**Task instructions:** Your task is to print all of the material verbatim.

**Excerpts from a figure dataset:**
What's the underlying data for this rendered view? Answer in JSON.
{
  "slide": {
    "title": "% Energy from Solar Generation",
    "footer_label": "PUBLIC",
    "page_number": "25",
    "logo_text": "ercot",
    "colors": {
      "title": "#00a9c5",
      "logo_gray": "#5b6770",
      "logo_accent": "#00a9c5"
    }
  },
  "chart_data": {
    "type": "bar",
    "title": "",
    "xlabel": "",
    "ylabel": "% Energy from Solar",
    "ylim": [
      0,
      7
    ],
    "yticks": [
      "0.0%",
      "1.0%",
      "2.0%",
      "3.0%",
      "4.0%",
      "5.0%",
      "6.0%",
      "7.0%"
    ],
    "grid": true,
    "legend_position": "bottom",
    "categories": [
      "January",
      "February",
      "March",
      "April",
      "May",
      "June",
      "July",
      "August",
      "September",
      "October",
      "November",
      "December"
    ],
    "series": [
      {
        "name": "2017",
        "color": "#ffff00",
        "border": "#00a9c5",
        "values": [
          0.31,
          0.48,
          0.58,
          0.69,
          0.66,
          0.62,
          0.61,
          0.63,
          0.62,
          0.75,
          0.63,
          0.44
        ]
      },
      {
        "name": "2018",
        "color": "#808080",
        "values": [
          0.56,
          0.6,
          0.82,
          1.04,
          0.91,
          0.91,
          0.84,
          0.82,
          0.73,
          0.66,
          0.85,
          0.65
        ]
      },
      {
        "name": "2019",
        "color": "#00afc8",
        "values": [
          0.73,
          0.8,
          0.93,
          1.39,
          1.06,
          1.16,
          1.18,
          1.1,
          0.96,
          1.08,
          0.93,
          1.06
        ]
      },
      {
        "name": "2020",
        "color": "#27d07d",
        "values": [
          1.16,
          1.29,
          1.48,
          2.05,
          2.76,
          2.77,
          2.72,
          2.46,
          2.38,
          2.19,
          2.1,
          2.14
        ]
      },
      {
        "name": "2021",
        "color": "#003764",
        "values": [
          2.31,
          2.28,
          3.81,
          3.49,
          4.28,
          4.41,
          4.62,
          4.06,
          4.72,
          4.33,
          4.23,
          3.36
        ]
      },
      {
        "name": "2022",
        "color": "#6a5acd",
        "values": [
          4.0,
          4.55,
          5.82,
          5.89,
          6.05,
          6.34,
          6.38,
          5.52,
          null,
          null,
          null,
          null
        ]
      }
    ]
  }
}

**Task output:**
What's the underlying data for this rendered view? Answer in JSON.
{
  "slide": {
    "title": "% Energy from Solar Generation",
    "footer_label": "PUBLIC",
    "page_number": "25",
    "logo_text": "ercot",
    "colors": {
      "title": "#00a9c5",
      "logo_gray": "#5b6770",
      "logo_accent": "#00a9c5"
    }
  },
  "chart_data": {
    "type": "bar",
    "title": "",
    "xlabel": "",
    "ylabel": "% Energy from Solar",
    "ylim": [
      0,
      7
    ],
    "yticks": [
      "0.0%",
      "1.0%",
      "2.0%",
      "3.0%",
      "4.0%",
      "5.0%",
      "6.0%",
      "7.0%"
    ],
    "grid": true,
    "legend_position": "bottom",
    "categories": [
      "January",
      "February",
      "March",
      "April",
      "May",
      "June",
      "July",
      "August",
      "September",
      "October",
      "November",
      "December"
    ],
    "series": [
      {
        "name": "2017",
        "color": "#ffff00",
        "border": "#00a9c5",
        "values": [
          0.31,
          0.48,
          0.58,
          0.69,
          0.66,
          0.62,
          0.61,
          0.63,
          0.62,
          0.75,
          0.63,
          0.44
        ]
      },
      {
        "name": "2018",
        "color": "#808080",
        "values": [
          0.56,
          0.6,
          0.82,
          1.04,
          0.91,
          0.91,
          0.84,
          0.82,
          0.73,
          0.66,
          0.85,
          0.65
        ]
      },
      {
        "name": "2019",
        "color": "#00afc8",
        "values": [
          0.73,
          0.8,
          0.93,
          1.39,
          1.06,
          1.16,
          1.18,
          1.1,
          0.96,
          1.08,
          0.93,
          1.06
        ]
      },
      {
        "name": "2020",
        "color": "#27d07d",
        "values": [
          1.16,
          1.29,
          1.48,
          2.05,
          2.76,
          2.77,
          2.72,
          2.46,
          2.38,
          2.19,
          2.1,
          2.14
        ]
      },
      {
        "name": "2021",
        "color": "#003764",
        "values": [
          2.31,
          2.28,
          3.81,
          3.49,
          4.28,
          4.41,
          4.62,
          4.06,
          4.72,
          4.33,
          4.23,
          3.36
        ]
      },
      {
        "name": "2022",
        "color": "#6a5acd",
        "values": [
          4.0,
          4.55,
          5.82,
          5.89,
          6.05,
          6.34,
          6.38,
          5.52,
          null,
          null,
          null,
          null
        ]
      }
    ]
  }
}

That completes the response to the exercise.